Figure record listings
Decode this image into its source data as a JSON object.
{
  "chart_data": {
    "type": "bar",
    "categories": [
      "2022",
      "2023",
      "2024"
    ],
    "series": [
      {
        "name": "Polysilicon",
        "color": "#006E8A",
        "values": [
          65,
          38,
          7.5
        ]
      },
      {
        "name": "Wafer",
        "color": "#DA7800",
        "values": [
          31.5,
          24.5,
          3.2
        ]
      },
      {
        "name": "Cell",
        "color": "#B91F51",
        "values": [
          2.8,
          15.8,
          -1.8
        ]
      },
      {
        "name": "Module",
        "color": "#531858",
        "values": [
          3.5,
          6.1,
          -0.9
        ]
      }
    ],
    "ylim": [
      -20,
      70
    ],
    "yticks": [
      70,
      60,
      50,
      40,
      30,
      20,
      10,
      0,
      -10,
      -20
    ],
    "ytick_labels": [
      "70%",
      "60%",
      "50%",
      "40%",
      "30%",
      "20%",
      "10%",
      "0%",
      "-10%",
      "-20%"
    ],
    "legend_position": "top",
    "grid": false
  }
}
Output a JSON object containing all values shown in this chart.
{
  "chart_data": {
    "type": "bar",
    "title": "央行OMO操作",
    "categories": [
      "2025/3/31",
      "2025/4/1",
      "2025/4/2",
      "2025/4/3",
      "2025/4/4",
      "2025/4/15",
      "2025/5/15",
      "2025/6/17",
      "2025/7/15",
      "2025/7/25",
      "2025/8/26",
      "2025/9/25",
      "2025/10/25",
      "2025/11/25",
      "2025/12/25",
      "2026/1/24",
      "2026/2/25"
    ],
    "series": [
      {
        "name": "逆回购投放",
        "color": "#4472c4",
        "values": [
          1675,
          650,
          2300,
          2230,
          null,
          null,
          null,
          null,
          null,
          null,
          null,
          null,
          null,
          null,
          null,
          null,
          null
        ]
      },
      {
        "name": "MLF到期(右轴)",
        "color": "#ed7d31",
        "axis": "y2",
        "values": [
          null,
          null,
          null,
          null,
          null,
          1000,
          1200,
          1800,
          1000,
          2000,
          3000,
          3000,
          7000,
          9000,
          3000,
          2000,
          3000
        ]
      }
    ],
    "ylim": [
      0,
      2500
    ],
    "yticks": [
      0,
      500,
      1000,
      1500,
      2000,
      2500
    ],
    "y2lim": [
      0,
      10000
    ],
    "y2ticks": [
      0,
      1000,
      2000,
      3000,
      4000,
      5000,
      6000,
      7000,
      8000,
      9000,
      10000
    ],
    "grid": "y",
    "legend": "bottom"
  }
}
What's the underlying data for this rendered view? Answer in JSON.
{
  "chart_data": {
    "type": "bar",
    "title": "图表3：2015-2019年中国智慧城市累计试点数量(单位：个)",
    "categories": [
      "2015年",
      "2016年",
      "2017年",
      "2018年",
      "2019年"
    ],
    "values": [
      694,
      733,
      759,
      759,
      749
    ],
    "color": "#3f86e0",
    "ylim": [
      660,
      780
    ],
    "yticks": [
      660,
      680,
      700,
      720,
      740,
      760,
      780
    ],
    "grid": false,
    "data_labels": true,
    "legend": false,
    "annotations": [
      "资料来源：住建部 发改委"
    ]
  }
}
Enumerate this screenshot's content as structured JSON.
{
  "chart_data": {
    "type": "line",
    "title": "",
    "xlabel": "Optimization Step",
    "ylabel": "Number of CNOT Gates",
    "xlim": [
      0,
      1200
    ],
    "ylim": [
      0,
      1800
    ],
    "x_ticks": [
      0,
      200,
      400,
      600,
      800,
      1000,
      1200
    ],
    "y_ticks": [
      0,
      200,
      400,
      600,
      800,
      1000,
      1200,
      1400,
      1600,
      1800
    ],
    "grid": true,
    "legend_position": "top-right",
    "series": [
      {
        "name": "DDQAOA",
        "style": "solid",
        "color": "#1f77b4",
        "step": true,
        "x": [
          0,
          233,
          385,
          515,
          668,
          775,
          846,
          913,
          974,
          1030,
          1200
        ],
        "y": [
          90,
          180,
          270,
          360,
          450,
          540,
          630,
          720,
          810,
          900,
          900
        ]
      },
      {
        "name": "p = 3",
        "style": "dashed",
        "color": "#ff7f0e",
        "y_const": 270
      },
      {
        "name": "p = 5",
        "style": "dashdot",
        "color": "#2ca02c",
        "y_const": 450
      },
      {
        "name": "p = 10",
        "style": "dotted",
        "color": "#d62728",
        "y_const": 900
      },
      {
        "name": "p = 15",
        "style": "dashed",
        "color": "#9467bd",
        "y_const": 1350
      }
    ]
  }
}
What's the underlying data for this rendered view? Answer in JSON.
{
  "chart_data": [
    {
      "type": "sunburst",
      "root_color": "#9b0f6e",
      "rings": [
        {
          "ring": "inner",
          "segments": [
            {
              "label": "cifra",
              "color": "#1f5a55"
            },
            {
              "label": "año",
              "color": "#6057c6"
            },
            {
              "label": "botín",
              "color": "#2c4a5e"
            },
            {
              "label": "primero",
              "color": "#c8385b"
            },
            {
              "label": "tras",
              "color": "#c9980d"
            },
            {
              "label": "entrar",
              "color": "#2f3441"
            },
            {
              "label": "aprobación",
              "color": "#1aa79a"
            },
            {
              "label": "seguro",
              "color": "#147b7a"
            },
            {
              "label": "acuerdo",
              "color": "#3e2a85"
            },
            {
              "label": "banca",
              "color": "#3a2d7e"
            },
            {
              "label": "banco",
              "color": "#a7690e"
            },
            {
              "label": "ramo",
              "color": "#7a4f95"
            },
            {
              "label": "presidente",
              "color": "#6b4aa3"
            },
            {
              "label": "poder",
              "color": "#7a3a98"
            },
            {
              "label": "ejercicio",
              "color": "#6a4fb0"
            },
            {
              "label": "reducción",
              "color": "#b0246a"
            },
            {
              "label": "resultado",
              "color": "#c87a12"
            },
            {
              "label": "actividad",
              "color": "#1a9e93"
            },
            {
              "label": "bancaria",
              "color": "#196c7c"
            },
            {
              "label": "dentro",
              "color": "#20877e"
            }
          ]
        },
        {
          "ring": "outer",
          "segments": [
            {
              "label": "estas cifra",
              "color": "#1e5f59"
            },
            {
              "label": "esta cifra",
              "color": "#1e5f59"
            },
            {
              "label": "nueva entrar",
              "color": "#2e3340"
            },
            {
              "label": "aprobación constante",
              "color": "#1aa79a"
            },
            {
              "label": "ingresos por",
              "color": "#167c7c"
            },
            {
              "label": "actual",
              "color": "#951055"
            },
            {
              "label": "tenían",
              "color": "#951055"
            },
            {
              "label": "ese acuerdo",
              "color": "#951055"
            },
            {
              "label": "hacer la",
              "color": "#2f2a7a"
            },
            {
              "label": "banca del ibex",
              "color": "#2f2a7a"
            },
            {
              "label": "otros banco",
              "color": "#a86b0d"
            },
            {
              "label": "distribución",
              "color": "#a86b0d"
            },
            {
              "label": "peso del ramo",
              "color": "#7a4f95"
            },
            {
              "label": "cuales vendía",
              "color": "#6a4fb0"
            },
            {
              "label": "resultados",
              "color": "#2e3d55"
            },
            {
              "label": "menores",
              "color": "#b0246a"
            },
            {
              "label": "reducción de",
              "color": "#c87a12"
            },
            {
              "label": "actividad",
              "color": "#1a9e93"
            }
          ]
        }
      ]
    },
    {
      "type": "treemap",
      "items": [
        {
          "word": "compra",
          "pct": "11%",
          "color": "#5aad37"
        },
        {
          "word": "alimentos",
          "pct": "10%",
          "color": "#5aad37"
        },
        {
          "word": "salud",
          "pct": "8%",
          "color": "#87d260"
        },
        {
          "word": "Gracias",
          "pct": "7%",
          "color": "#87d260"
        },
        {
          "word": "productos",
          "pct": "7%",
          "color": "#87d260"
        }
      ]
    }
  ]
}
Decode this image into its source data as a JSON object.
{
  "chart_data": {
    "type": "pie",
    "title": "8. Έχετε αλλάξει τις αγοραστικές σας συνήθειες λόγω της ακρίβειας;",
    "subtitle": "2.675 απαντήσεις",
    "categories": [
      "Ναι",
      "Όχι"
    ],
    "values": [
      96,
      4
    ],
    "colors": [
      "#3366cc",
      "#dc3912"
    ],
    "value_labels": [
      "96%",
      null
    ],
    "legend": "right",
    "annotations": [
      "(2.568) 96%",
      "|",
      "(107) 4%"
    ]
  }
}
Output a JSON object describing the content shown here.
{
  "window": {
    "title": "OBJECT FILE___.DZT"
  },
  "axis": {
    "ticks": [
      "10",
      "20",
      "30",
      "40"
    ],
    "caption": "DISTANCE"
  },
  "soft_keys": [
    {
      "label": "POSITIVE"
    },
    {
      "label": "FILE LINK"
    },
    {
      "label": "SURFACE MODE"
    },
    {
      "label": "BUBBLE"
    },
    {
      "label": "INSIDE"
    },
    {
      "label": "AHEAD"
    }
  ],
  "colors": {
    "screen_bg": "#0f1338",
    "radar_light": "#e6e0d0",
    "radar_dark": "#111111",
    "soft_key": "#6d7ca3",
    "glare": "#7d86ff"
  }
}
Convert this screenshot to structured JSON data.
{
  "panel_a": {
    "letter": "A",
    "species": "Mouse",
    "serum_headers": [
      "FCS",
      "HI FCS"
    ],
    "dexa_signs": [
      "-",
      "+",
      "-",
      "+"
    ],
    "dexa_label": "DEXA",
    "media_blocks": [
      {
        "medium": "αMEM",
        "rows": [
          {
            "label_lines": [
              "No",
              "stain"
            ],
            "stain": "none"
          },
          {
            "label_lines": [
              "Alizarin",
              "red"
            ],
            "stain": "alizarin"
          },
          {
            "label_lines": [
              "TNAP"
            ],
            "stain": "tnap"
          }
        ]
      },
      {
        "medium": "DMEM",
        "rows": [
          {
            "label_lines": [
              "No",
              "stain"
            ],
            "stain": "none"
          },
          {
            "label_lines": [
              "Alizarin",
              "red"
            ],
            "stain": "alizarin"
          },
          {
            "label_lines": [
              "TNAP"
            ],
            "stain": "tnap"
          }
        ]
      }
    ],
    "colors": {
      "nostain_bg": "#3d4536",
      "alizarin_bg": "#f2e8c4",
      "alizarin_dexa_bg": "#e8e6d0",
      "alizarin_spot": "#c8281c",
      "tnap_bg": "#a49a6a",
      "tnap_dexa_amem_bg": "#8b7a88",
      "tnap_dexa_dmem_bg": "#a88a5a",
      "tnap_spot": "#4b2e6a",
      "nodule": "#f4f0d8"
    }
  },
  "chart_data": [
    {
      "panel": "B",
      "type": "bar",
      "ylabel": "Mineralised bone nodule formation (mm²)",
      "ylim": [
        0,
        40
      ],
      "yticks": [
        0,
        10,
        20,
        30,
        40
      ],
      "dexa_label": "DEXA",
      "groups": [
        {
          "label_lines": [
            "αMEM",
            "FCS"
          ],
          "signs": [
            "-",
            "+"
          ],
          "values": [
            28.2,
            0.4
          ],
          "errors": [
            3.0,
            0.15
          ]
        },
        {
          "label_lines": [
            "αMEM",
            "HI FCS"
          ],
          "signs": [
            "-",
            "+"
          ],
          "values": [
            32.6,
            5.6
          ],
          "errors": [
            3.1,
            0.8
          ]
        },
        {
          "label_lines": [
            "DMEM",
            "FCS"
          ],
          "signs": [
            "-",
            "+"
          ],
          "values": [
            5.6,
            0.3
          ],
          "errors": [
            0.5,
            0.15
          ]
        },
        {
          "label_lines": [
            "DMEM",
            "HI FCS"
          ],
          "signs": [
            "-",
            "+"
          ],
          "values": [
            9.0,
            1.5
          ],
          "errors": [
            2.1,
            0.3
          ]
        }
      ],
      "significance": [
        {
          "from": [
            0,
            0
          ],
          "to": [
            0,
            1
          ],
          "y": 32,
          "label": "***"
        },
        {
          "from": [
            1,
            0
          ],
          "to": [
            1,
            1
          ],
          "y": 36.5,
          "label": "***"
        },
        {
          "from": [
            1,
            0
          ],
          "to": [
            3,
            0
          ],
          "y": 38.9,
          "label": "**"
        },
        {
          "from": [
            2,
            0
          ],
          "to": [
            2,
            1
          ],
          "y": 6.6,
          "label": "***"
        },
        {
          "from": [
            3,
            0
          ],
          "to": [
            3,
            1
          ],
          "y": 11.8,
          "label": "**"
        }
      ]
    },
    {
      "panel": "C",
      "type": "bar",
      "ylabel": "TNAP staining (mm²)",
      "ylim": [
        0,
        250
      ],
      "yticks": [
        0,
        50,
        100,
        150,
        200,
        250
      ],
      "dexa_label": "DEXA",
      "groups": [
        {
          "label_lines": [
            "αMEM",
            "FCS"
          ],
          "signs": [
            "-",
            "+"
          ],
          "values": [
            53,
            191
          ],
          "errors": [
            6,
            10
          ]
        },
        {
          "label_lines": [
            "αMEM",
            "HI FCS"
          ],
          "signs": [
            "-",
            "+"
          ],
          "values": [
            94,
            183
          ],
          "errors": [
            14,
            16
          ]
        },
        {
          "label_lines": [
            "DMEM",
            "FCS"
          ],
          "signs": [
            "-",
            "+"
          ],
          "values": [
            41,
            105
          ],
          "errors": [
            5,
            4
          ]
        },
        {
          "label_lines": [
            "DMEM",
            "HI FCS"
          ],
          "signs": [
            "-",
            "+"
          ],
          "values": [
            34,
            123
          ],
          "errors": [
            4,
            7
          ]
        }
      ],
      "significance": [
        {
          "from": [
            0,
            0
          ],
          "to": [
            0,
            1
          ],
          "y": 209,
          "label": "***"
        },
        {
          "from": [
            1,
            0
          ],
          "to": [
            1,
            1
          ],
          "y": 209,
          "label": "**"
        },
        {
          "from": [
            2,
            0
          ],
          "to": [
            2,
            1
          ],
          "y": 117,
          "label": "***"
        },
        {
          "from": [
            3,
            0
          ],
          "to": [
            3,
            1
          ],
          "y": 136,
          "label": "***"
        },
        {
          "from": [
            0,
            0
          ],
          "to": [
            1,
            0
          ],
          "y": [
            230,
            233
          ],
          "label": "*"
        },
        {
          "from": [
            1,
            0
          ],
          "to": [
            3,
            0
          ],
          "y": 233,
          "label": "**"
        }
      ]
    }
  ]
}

AIM: Each line that contains the string "shown" counts once; say how many there are and nothing else.

EXERCISE RESPONSE: 2